Fixing it in Haskell
UPDATE In my efforts to make this as simple as possible, I included a "solution" that's got a massive hole in it. It still demonstrates the basic idea correctly, but if you want actual guarantees, you'll need to include the phantom type variable on the monad as well. See Dominique's comment for more information.
We can use a similar approach as the ST
strict state transformer via a phantom variable to apply a "lifetime" to the MyResource
:
{-# LANGUAGE RankNTypes #-}
import Control.Exception (bracket)
data MyResource s = MyResource
newMyResource :: IO (MyResource s)
newMyResource = do
putStrLn "Creating a new MyResource"
pure MyResource
closeMyResource :: MyResource s -> IO ()
closeMyResource MyResource = putStrLn "Closing MyResource"
withMyResource :: (forall s. MyResource s -> IO a) -> IO a
withMyResource = bracket newMyResource closeMyResource
useMyResource :: MyResource s -> IO ()
useMyResource MyResource = putStrLn "Using MyResource"
main :: IO ()
main = withMyResource useMyResource
Now the bad version of the code won't compile:
main :: IO ()

● ASSIGNED TASK 1: Copy the passage of the Haskell excerpt from "We can use a" to "IO (MyResource s)" verbatim.
● ASSIGNED TASK 2: In the Haskell excerpt, which function does the code import from Control.Exception?

● DATA:
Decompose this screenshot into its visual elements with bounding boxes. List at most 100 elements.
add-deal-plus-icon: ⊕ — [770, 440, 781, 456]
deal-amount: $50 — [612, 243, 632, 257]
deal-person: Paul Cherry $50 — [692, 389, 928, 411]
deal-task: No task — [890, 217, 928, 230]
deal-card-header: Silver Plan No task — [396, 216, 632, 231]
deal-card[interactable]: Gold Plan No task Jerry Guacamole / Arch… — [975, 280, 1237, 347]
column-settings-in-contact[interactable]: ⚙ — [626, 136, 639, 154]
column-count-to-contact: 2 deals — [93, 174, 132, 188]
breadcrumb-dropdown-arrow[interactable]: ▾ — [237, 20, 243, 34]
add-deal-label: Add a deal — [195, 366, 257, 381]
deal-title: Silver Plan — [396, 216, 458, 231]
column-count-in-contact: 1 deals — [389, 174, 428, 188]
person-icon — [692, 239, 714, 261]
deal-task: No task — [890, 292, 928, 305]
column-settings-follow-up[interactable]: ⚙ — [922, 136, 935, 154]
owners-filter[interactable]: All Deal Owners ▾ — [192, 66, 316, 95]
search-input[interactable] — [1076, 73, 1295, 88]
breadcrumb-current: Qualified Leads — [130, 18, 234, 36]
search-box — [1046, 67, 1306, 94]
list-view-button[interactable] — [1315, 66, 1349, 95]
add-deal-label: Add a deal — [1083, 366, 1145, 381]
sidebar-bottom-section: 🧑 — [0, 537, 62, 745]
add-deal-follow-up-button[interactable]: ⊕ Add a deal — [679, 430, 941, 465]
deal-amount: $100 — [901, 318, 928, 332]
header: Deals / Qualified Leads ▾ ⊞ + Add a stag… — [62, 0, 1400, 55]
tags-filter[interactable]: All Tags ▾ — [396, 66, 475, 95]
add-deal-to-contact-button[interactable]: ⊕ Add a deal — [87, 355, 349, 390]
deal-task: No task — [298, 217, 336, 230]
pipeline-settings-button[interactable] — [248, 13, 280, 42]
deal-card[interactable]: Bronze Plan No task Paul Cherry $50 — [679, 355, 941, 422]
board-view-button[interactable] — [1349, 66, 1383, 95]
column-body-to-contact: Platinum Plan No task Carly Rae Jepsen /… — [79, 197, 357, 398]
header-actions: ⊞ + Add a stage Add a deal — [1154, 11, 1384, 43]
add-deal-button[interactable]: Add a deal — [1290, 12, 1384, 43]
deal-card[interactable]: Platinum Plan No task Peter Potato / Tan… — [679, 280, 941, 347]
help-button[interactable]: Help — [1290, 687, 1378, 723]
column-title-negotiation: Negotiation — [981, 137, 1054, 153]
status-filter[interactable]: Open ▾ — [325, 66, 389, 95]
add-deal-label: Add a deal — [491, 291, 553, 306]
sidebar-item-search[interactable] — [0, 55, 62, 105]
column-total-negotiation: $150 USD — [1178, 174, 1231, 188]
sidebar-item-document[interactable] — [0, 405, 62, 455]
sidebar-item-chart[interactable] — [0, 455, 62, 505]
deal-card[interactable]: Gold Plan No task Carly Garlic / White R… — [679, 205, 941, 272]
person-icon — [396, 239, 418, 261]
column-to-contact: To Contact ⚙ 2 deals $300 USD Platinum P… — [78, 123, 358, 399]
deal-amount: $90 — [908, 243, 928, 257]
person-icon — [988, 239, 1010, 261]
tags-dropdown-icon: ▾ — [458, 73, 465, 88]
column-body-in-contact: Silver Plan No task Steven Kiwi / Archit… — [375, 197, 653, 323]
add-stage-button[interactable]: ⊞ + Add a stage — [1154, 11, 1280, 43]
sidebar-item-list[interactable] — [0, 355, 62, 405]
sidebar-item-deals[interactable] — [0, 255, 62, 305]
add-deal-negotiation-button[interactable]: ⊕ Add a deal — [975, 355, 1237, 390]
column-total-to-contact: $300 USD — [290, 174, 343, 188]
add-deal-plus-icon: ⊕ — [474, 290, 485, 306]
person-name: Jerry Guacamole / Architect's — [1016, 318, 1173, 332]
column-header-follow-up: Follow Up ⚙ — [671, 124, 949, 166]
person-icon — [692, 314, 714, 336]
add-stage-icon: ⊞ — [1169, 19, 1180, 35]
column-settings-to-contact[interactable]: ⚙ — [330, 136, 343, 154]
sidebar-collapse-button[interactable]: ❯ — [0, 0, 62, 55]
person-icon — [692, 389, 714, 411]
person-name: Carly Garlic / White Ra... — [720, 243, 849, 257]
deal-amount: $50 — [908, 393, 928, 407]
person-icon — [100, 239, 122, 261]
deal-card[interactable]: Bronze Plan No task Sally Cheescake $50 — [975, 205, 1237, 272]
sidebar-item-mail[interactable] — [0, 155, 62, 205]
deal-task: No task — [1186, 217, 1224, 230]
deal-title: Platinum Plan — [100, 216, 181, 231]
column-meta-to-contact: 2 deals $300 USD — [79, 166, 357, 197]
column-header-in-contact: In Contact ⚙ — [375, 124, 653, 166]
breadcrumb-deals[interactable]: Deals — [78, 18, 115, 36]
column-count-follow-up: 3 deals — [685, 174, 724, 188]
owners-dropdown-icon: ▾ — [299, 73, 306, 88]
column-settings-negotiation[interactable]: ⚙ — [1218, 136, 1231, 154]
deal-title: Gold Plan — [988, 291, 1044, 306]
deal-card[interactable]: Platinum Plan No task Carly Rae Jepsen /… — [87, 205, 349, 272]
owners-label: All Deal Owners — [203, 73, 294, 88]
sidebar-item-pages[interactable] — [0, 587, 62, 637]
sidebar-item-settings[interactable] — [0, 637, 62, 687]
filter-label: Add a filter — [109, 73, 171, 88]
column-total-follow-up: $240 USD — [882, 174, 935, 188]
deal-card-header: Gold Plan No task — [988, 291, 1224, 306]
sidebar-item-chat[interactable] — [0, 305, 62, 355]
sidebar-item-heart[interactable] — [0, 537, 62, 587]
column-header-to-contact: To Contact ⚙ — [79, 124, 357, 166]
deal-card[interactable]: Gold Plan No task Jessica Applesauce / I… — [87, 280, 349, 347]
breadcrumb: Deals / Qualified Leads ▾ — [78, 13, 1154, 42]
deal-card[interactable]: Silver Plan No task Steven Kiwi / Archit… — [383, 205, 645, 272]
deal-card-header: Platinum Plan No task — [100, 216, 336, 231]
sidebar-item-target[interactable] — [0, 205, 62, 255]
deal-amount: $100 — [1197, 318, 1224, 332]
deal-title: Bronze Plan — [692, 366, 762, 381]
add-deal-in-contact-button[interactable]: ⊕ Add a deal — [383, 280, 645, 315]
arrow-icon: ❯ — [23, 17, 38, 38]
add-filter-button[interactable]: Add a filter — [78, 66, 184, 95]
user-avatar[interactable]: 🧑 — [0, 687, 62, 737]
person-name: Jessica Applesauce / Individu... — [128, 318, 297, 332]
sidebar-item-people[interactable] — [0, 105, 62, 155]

● YOUR SOLUTION 1:
We can use a similar approach as the ST
strict state transformer via a phantom variable to apply a "lifetime" to the MyResource
:
{-# LANGUAGE RankNTypes #-}
import Control.Exception (bracket)
data MyResource s = MyResource
newMyResource :: IO (MyResource s)

● YOUR SOLUTION 2: bracket